Among the entries, which lines carry the string "otros"? Copy each of them.

» **The data**
▬▬▬▬▬▬▬▬▬▬

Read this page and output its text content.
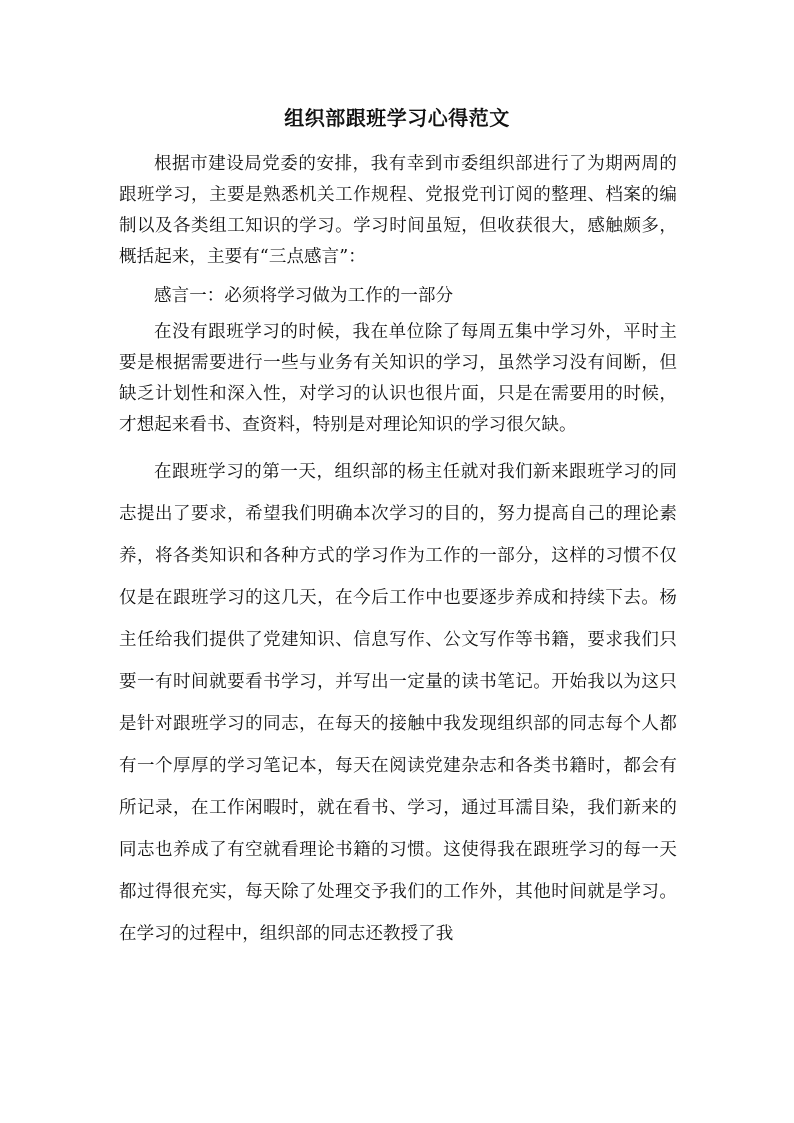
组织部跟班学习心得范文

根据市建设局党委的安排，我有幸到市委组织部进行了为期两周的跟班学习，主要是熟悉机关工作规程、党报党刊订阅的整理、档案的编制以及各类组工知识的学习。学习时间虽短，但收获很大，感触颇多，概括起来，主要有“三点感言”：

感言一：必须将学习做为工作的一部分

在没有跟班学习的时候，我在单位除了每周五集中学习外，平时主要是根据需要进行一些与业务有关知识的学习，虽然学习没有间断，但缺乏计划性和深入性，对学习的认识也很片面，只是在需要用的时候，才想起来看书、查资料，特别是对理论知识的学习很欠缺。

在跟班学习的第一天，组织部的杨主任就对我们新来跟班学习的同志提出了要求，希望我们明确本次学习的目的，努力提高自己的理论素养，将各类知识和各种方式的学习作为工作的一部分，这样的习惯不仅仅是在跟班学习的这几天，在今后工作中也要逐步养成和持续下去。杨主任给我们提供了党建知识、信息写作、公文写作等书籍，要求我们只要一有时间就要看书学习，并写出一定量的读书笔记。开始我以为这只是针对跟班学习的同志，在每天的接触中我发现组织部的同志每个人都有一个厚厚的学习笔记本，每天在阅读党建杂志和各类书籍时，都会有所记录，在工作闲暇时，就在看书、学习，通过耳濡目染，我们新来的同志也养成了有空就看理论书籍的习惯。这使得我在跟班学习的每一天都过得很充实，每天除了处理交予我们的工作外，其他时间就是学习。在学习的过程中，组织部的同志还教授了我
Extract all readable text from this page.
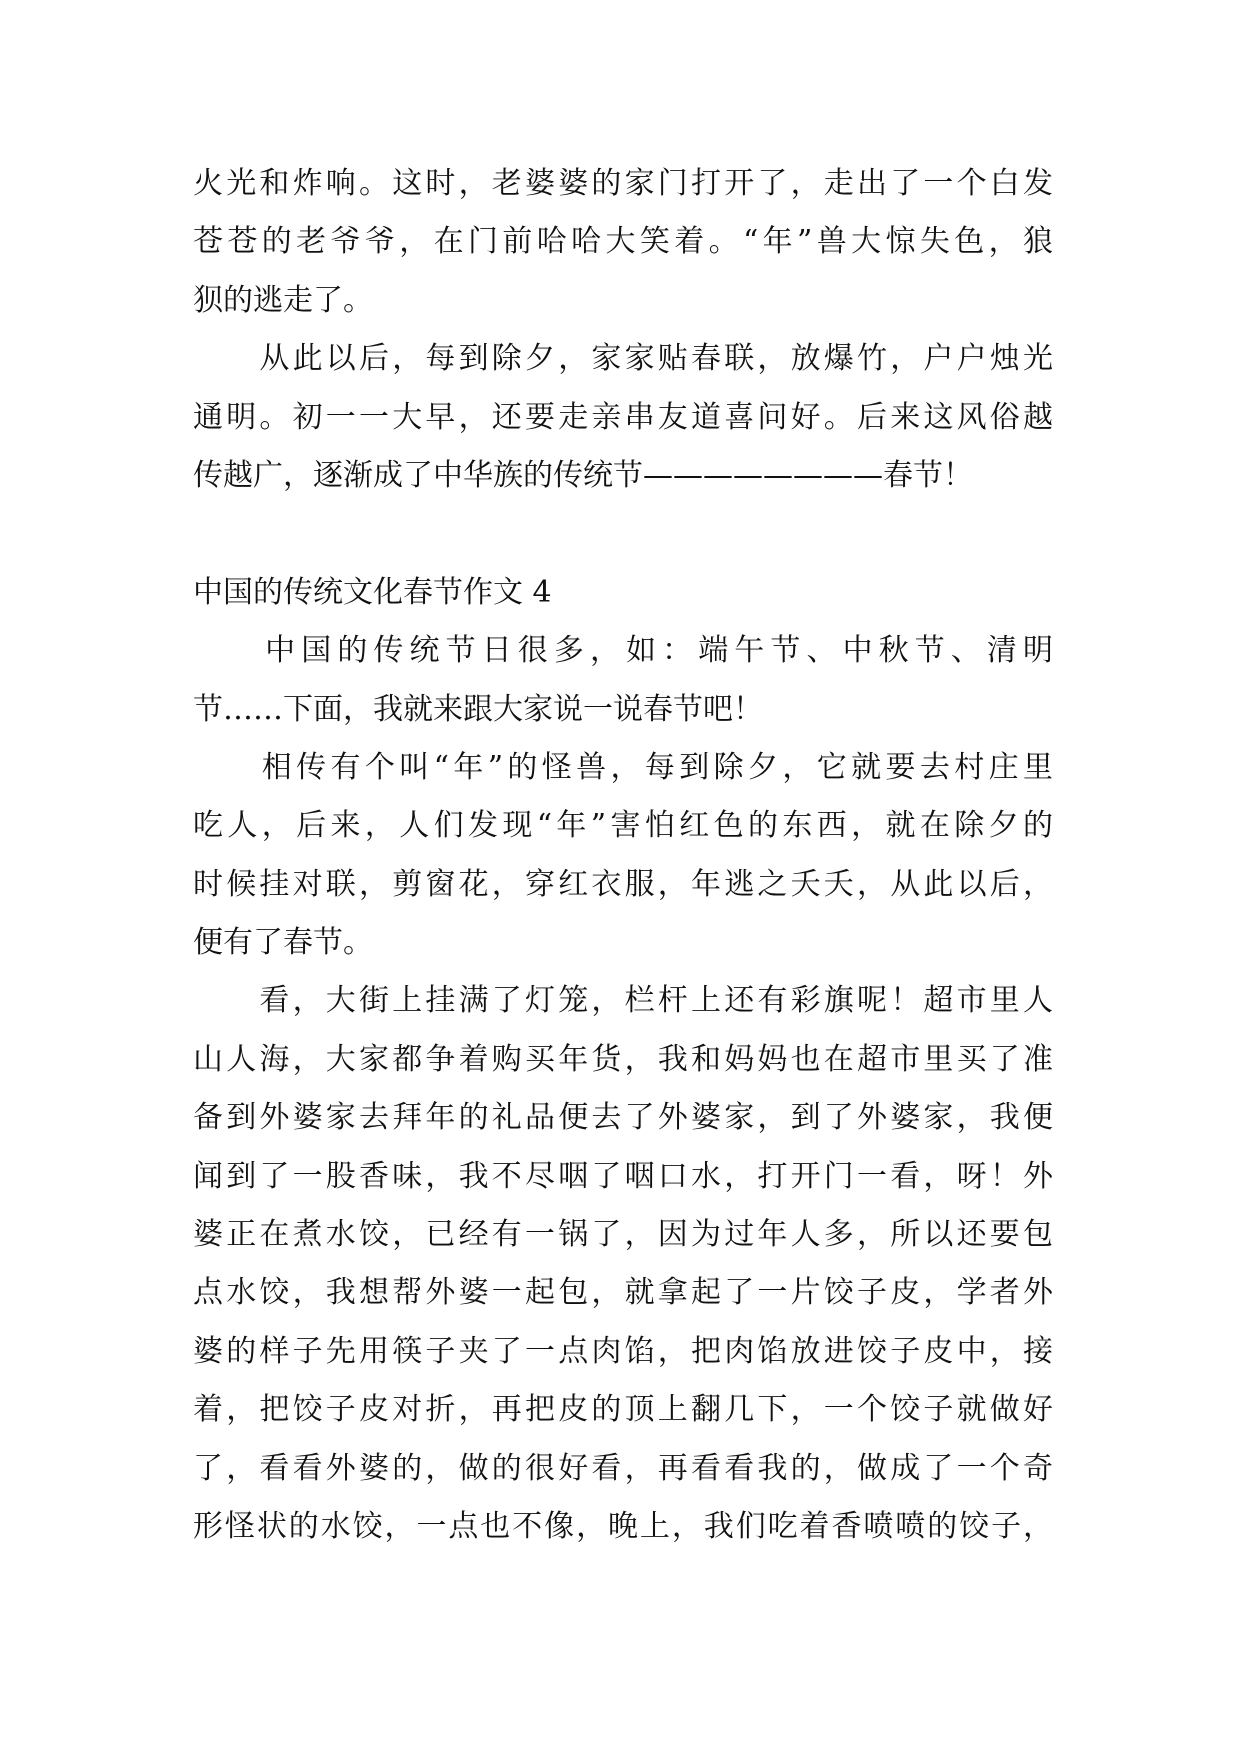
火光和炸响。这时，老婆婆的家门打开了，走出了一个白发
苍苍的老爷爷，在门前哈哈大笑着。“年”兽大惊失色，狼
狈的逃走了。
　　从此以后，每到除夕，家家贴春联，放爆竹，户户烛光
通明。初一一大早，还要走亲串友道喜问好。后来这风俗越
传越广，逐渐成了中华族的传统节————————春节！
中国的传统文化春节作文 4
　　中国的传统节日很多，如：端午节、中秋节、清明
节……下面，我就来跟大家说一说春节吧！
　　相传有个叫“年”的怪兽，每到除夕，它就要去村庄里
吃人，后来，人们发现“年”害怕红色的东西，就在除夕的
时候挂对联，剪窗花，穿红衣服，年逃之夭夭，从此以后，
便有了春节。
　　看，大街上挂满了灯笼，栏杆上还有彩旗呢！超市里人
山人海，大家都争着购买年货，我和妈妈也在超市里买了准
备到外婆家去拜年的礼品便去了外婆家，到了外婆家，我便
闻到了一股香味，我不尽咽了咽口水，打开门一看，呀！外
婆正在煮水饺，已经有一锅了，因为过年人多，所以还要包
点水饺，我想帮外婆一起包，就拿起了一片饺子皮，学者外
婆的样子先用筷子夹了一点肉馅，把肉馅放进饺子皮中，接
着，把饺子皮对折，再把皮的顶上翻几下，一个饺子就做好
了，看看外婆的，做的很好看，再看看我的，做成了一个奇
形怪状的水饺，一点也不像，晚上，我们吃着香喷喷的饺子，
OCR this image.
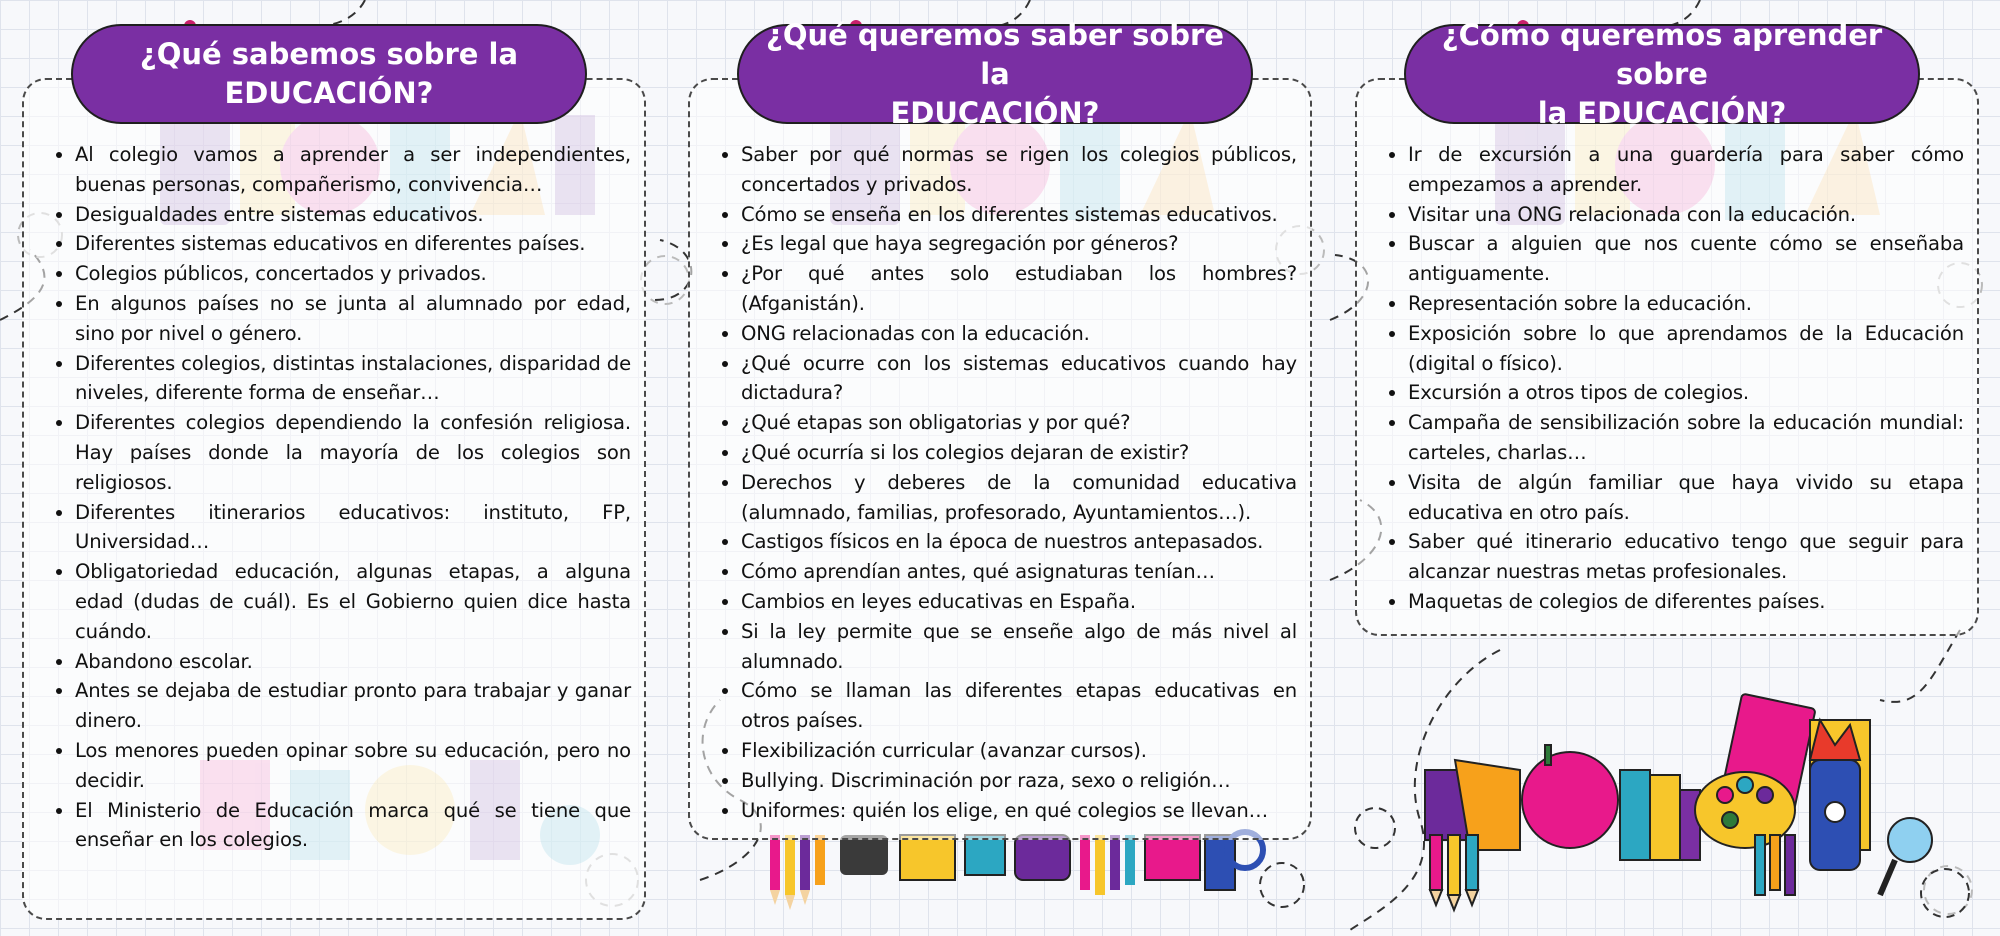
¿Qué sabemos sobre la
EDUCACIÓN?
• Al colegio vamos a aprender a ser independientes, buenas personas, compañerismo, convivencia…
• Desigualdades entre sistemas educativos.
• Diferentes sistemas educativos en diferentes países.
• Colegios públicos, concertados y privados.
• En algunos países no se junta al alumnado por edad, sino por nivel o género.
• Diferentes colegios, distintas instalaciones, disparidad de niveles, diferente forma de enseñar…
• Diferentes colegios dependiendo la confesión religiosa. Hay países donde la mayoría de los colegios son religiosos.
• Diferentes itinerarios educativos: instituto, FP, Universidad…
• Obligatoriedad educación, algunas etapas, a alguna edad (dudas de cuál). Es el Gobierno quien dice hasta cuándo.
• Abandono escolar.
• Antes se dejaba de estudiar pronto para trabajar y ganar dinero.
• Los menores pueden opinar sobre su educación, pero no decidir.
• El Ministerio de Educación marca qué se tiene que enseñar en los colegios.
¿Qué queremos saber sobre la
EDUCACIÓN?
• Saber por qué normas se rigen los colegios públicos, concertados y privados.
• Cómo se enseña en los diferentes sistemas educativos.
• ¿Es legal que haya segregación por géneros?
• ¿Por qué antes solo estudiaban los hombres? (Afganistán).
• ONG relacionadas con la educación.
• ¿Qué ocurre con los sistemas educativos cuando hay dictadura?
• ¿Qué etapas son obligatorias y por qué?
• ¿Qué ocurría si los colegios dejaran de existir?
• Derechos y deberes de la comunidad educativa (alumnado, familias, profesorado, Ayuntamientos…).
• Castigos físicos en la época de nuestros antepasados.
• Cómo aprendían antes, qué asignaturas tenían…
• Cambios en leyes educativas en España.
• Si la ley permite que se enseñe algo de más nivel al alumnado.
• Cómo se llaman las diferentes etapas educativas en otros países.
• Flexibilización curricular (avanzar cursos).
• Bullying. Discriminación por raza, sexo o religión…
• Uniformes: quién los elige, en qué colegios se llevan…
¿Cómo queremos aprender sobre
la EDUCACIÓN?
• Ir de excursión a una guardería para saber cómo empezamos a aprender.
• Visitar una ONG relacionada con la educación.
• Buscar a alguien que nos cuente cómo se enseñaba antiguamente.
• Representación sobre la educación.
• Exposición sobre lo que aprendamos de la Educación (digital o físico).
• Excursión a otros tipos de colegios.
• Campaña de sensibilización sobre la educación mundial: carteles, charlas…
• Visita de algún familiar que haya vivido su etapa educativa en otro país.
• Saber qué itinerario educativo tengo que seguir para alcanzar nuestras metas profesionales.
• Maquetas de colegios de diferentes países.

▬▬▬▬▬▬▬▬▬▬

» **Correct result**
• Cómo se llaman las diferentes etapas educativas en otros países.
• Excursión a otros tipos de colegios.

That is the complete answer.